[Stored records]

========================================

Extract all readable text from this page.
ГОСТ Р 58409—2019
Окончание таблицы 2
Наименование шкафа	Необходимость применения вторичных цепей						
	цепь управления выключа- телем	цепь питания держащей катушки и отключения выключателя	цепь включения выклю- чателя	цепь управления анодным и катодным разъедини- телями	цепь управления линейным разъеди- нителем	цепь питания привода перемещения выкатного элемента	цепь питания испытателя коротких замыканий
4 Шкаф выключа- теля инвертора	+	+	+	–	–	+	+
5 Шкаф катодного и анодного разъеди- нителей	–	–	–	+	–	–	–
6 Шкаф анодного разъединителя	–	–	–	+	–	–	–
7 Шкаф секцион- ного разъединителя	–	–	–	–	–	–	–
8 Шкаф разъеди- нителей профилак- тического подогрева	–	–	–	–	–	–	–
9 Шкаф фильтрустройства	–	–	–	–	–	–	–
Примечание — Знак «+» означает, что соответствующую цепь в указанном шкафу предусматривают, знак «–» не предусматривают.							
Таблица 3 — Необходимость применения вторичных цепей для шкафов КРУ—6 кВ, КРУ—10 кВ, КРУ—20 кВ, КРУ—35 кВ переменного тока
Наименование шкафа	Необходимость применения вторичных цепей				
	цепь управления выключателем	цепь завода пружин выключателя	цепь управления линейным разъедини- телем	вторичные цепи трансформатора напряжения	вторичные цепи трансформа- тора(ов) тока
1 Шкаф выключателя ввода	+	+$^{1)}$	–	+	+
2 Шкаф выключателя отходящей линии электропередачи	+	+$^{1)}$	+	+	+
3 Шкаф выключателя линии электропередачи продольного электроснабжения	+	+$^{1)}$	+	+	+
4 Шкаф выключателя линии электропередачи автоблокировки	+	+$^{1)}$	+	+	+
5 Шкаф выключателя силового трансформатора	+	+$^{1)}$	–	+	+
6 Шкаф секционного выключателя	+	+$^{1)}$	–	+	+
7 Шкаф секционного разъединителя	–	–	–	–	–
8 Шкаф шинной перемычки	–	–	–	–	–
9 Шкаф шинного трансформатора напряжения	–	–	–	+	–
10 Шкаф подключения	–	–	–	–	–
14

========================================

Short exercise:
Print all of the data exactly as it was given.

Solution to the exercise:
Extract all readable text from this page.
ГОСТ Р 58409—2019
Окончание таблицы 2
Наименование шкафа	Необходимость применения вторичных цепей						
	цепь управления выключа- телем	цепь питания держащей катушки и отключения выключателя	цепь включения выклю- чателя	цепь управления анодным и катодным разъедини- телями	цепь управления линейным разъеди- нителем	цепь питания привода перемещения выкатного элемента	цепь питания испытателя коротких замыканий
4 Шкаф выключа- теля инвертора	+	+	+	–	–	+	+
5 Шкаф катодного и анодного разъеди- нителей	–	–	–	+	–	–	–
6 Шкаф анодного разъединителя	–	–	–	+	–	–	–
7 Шкаф секцион- ного разъединителя	–	–	–	–	–	–	–
8 Шкаф разъеди- нителей профилак- тического подогрева	–	–	–	–	–	–	–
9 Шкаф фильтрустройства	–	–	–	–	–	–	–
Примечание — Знак «+» означает, что соответствующую цепь в указанном шкафу предусматривают, знак «–» не предусматривают.							
Таблица 3 — Необходимость применения вторичных цепей для шкафов КРУ—6 кВ, КРУ—10 кВ, КРУ—20 кВ, КРУ—35 кВ переменного тока
Наименование шкафа	Необходимость применения вторичных цепей				
	цепь управления выключателем	цепь завода пружин выключателя	цепь управления линейным разъедини- телем	вторичные цепи трансформатора напряжения	вторичные цепи трансформа- тора(ов) тока
1 Шкаф выключателя ввода	+	+$^{1)}$	–	+	+
2 Шкаф выключателя отходящей линии электропередачи	+	+$^{1)}$	+	+	+
3 Шкаф выключателя линии электропередачи продольного электроснабжения	+	+$^{1)}$	+	+	+
4 Шкаф выключателя линии электропередачи автоблокировки	+	+$^{1)}$	+	+	+
5 Шкаф выключателя силового трансформатора	+	+$^{1)}$	–	+	+
6 Шкаф секционного выключателя	+	+$^{1)}$	–	+	+
7 Шкаф секционного разъединителя	–	–	–	–	–
8 Шкаф шинной перемычки	–	–	–	–	–
9 Шкаф шинного трансформатора напряжения	–	–	–	+	–
10 Шкаф подключения	–	–	–	–	–
14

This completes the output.